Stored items
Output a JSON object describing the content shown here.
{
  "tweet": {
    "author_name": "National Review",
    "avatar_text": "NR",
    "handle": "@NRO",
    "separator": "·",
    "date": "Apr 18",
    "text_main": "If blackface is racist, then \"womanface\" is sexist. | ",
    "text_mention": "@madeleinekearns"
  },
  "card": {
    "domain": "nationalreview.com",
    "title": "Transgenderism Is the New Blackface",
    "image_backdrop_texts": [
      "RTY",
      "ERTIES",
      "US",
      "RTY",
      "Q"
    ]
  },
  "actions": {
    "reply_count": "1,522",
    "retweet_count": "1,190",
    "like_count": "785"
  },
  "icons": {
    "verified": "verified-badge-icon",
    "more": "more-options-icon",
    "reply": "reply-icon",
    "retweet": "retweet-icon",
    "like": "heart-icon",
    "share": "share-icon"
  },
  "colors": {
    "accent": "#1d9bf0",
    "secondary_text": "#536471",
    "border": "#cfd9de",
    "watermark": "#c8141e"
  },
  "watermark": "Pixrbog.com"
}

STATED PROBLEM>
Scan the lines for the string "watermark". Pick out every line that has it.

REPLY>
    "watermark": "#c8141e"
  "watermark": "Pixrbog.com"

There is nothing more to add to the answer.